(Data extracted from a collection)
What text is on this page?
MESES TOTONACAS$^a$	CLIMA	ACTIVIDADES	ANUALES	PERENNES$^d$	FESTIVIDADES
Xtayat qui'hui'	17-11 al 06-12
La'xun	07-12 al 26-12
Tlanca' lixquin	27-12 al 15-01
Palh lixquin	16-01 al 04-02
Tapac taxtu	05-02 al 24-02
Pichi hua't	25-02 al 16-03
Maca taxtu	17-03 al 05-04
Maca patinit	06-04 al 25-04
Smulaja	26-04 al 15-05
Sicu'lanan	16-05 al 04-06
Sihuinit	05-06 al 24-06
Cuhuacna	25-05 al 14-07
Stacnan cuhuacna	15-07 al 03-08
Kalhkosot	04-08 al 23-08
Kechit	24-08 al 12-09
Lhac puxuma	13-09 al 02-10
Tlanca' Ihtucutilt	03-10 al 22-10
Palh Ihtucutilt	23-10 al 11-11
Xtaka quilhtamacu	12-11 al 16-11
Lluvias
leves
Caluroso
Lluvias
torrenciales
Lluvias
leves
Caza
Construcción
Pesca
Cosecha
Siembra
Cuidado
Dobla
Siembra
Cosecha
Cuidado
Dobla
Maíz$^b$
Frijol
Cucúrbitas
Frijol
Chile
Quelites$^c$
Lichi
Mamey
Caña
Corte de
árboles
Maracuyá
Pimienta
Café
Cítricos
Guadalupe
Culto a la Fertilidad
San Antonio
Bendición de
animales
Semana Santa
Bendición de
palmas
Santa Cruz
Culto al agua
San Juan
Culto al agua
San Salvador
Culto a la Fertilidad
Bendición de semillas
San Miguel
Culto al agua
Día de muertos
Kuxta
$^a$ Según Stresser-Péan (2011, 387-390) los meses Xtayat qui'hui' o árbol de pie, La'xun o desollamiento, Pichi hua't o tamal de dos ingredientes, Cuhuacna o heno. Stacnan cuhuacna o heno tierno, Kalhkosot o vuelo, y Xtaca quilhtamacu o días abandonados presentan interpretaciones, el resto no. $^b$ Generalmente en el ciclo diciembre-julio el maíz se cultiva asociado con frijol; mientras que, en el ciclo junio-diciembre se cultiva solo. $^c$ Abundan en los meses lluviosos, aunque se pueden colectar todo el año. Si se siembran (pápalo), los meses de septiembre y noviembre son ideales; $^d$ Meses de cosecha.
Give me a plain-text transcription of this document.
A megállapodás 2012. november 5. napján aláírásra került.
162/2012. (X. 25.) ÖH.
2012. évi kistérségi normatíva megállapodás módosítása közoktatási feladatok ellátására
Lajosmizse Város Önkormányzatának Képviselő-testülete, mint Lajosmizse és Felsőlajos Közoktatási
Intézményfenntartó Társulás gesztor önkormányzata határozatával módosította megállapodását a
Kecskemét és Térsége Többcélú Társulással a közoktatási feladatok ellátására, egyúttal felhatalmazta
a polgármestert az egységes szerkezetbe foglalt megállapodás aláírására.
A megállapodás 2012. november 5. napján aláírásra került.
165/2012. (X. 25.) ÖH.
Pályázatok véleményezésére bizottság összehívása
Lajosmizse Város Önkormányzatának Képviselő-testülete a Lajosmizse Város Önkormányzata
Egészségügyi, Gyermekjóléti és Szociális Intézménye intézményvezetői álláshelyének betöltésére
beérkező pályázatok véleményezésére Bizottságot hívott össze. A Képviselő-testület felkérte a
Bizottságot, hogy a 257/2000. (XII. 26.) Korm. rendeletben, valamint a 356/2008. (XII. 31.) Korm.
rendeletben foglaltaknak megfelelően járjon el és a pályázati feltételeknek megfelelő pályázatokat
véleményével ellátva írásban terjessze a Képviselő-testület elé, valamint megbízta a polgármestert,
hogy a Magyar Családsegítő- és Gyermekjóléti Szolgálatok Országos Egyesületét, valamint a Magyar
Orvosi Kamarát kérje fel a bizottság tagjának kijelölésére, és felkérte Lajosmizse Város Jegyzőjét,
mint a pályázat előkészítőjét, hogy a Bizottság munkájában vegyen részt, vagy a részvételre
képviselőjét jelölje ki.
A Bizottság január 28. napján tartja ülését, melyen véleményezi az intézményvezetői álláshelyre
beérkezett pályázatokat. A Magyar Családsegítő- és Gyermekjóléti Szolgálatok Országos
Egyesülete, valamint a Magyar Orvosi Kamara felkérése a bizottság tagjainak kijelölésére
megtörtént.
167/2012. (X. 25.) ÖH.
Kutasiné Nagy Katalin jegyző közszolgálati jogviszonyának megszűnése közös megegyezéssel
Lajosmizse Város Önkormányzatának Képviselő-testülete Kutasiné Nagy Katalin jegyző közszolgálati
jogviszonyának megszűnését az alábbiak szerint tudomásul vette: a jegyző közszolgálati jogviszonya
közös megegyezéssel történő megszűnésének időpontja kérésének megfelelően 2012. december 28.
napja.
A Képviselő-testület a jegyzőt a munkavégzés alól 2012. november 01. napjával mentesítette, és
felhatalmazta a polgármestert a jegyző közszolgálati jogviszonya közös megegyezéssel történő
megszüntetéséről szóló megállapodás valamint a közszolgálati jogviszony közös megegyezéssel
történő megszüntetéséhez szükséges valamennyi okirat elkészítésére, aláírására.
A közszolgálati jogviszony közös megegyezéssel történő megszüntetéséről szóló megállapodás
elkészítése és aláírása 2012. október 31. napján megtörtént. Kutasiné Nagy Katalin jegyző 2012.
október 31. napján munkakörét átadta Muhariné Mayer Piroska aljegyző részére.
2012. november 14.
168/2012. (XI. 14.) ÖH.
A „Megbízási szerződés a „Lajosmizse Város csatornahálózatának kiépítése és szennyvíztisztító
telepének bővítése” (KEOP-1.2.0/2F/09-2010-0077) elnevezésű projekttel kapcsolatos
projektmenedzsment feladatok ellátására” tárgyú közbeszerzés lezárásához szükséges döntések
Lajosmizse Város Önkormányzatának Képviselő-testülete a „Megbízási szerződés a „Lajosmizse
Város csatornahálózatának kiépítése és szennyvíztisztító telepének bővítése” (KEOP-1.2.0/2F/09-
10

Exercise goal:
Of all the lines above, how many contain "Xtayat"? Give the number and nothing more.

Final answer:
2